EXERCISE PROMPT: Skip the images. Copy the records exactly as written.

EXERCISE DATA:
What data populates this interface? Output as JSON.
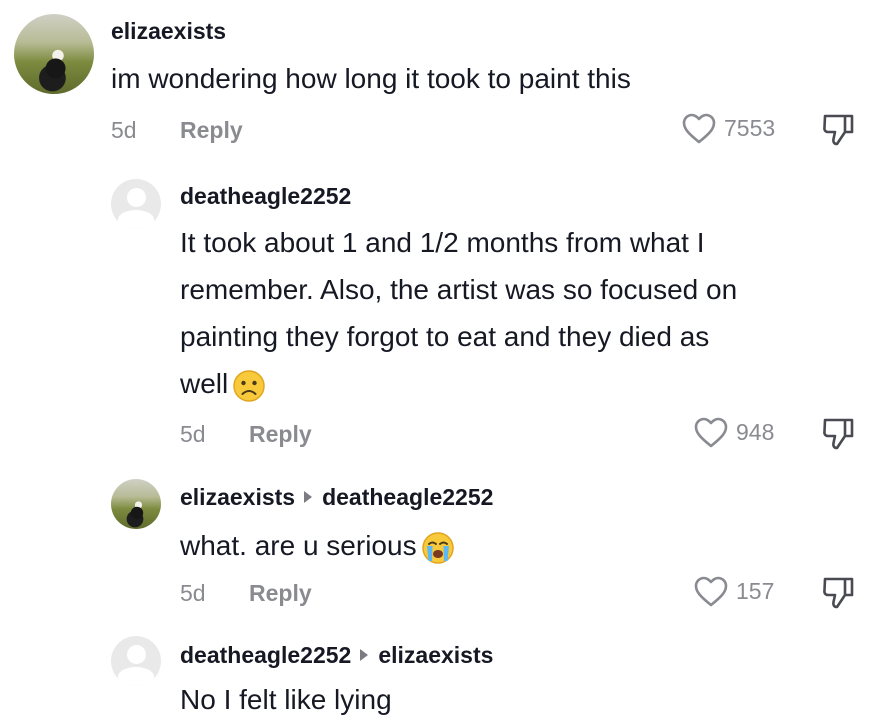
{
  "comments": [
    {
      "username": "elizaexists",
      "text": "im wondering how long it took to paint this",
      "time": "5d",
      "reply_label": "Reply",
      "likes": "7553"
    },
    {
      "username": "deatheagle2252",
      "text_lines": [
        "It took about 1 and 1/2 months from what I",
        "remember. Also, the artist was so focused on",
        "painting they forgot to eat and they died as",
        "well"
      ],
      "emoji": "sad-face",
      "time": "5d",
      "reply_label": "Reply",
      "likes": "948"
    },
    {
      "username": "elizaexists",
      "reply_to": "deatheagle2252",
      "text": "what. are u serious",
      "emoji": "crying-face",
      "time": "5d",
      "reply_label": "Reply",
      "likes": "157"
    },
    {
      "username": "deatheagle2252",
      "reply_to": "elizaexists",
      "text": "No I felt like lying"
    }
  ],
  "icons": {
    "like": "heart-outline-icon",
    "dislike": "thumbs-down-icon"
  },
  "colors": {
    "text": "#161823",
    "secondary": "#8a8b91"
  }
}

FULL ANSWER:
What data populates this interface? Output as JSON.
{
  "comments": [
    {
      "username": "elizaexists",
      "text": "im wondering how long it took to paint this",
      "time": "5d",
      "reply_label": "Reply",
      "likes": "7553"
    },
    {
      "username": "deatheagle2252",
      "text_lines": [
        "It took about 1 and 1/2 months from what I",
        "remember. Also, the artist was so focused on",
        "painting they forgot to eat and they died as",
        "well"
      ],
      "emoji": "sad-face",
      "time": "5d",
      "reply_label": "Reply",
      "likes": "948"
    },
    {
      "username": "elizaexists",
      "reply_to": "deatheagle2252",
      "text": "what. are u serious",
      "emoji": "crying-face",
      "time": "5d",
      "reply_label": "Reply",
      "likes": "157"
    },
    {
      "username": "deatheagle2252",
      "reply_to": "elizaexists",
      "text": "No I felt like lying"
    }
  ],
  "icons": {
    "like": "heart-outline-icon",
    "dislike": "thumbs-down-icon"
  },
  "colors": {
    "text": "#161823",
    "secondary": "#8a8b91"
  }
}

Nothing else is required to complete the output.